Material for this exercise:
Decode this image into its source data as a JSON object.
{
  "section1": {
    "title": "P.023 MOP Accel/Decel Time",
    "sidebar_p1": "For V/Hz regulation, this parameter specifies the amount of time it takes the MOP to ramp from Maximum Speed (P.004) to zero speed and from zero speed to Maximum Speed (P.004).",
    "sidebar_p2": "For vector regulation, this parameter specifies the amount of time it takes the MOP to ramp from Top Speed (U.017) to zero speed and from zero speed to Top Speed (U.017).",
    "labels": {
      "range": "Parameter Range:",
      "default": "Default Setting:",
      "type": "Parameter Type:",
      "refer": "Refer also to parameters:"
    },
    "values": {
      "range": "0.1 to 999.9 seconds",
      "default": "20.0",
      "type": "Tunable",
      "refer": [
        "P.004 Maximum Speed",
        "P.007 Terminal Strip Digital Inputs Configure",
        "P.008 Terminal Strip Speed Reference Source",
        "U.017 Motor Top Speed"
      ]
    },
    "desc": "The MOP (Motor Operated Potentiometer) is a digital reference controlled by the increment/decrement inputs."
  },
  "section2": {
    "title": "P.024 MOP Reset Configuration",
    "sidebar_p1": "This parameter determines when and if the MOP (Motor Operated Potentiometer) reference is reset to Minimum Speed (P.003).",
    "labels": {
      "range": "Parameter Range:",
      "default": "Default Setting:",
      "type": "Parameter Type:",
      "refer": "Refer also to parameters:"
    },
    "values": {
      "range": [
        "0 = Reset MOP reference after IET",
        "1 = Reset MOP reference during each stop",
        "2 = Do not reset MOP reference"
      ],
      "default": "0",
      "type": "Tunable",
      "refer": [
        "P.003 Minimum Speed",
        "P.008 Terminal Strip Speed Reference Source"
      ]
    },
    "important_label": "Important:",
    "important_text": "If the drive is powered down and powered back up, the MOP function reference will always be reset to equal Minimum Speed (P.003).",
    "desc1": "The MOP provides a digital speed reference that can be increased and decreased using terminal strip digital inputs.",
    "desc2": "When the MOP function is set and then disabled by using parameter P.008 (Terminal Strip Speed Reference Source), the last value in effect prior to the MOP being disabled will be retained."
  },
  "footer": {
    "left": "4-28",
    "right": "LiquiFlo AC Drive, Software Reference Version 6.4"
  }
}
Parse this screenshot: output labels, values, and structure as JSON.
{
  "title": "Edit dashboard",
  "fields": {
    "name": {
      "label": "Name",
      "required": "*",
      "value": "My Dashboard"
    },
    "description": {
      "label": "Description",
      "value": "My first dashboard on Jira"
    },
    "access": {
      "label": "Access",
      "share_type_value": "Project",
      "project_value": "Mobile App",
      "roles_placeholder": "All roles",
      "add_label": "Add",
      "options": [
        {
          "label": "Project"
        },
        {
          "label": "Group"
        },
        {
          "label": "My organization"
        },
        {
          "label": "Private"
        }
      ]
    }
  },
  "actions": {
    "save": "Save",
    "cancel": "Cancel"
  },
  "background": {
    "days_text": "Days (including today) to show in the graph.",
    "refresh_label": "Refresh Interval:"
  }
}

What is needed:
Find every line above that contains the word "JSON", and return each one.

Problem solution:
Decode this image into its source data as a JSON object.
Parse this screenshot: output labels, values, and structure as JSON.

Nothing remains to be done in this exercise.